● **Given task**
Select from the data all lines with the word "color".

***** Task inputs

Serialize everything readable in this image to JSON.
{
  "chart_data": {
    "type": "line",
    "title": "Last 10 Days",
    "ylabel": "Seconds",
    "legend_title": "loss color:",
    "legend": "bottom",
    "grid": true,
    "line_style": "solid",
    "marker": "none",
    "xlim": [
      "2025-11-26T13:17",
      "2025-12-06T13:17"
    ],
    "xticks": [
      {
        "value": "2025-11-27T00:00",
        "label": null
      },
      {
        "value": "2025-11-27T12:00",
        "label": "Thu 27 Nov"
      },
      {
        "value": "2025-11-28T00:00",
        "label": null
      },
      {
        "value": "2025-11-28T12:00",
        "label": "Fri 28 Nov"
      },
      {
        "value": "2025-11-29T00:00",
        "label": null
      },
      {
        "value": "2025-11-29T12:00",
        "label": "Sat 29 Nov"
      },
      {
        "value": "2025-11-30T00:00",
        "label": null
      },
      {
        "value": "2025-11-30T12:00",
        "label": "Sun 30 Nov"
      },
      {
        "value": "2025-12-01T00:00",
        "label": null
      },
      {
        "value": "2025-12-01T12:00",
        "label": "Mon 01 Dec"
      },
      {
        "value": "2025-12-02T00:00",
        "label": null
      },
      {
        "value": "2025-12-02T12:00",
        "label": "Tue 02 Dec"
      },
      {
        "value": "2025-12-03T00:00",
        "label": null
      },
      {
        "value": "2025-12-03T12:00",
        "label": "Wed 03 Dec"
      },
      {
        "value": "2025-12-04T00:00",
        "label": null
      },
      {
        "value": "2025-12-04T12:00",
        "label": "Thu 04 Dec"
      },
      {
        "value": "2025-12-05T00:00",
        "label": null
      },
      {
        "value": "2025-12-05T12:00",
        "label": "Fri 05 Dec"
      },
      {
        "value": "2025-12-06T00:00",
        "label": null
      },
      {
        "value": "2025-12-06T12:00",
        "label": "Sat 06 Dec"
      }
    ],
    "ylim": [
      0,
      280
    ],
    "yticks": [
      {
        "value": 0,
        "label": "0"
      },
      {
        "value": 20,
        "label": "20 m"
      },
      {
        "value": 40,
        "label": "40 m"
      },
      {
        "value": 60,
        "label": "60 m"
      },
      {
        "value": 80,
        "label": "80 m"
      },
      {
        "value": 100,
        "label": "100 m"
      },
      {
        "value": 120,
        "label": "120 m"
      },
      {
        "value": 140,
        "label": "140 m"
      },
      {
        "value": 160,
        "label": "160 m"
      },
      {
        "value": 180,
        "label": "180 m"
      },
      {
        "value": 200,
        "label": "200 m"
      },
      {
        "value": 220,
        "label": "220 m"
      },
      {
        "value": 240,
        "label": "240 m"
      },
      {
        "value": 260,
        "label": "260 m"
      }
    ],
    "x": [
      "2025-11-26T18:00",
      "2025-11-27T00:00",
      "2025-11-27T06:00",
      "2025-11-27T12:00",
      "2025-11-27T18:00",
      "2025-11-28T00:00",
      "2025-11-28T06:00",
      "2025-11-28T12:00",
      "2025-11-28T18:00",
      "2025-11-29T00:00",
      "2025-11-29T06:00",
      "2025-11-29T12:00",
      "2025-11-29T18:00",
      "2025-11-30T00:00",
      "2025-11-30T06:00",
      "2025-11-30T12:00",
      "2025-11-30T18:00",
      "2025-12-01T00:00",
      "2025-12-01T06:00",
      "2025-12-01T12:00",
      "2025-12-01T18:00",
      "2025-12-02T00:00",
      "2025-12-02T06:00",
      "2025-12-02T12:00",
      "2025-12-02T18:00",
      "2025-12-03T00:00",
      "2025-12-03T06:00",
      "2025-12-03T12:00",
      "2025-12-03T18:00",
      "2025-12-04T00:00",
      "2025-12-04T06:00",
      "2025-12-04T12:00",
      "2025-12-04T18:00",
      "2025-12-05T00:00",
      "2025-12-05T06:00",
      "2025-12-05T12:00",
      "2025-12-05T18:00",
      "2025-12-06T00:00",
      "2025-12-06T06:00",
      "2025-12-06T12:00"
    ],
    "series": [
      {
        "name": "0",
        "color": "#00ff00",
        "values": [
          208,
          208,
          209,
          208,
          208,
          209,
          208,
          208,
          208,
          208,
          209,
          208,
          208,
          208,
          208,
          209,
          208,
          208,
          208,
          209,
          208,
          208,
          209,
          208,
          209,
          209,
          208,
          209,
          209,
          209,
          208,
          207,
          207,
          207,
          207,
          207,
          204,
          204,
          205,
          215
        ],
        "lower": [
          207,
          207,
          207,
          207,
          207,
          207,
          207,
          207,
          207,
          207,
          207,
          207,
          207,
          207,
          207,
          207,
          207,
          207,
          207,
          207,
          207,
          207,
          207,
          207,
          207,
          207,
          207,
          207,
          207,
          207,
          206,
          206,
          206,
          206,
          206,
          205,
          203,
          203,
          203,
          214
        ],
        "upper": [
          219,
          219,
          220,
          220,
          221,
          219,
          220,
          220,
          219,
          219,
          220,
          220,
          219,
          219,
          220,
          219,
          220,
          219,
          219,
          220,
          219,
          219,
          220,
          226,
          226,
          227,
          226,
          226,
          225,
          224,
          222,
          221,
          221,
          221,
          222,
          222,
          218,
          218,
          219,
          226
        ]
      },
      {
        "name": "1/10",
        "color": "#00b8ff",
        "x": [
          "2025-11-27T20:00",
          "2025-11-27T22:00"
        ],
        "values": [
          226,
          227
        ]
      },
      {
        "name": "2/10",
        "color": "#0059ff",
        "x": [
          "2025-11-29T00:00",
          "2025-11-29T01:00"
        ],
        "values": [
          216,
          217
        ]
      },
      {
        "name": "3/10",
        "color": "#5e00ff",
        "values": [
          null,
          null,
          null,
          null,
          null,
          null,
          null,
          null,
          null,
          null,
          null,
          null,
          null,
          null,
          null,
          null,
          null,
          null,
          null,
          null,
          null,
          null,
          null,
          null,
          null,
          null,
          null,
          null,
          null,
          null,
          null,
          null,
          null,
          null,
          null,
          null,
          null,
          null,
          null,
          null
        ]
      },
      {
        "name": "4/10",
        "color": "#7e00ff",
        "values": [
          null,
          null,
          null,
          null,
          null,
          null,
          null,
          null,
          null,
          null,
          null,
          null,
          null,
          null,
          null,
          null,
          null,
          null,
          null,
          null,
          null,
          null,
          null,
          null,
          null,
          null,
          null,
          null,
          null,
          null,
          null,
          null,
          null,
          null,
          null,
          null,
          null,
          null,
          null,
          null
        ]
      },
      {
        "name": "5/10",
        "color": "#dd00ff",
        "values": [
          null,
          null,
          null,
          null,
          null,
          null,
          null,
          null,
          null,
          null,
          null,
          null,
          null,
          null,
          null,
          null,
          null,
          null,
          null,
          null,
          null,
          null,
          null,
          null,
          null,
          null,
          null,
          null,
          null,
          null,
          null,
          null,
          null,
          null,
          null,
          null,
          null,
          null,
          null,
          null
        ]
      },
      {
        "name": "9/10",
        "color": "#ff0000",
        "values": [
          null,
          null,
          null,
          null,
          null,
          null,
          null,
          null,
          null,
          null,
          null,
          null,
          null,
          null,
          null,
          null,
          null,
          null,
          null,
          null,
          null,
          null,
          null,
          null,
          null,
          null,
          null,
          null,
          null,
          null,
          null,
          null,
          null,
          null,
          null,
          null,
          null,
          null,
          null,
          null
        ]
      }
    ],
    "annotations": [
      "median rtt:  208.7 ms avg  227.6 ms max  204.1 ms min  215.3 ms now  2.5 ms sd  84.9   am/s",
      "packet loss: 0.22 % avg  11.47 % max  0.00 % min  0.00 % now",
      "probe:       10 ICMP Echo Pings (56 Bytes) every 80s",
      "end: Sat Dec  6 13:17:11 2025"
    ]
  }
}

**********

● **Exercise solution**
    "legend_title": "loss color:",
        "color": "#00ff00",
        "color": "#00b8ff",
        "color": "#0059ff",
        "color": "#5e00ff",
        "color": "#7e00ff",
        "color": "#dd00ff",
        "color": "#ff0000",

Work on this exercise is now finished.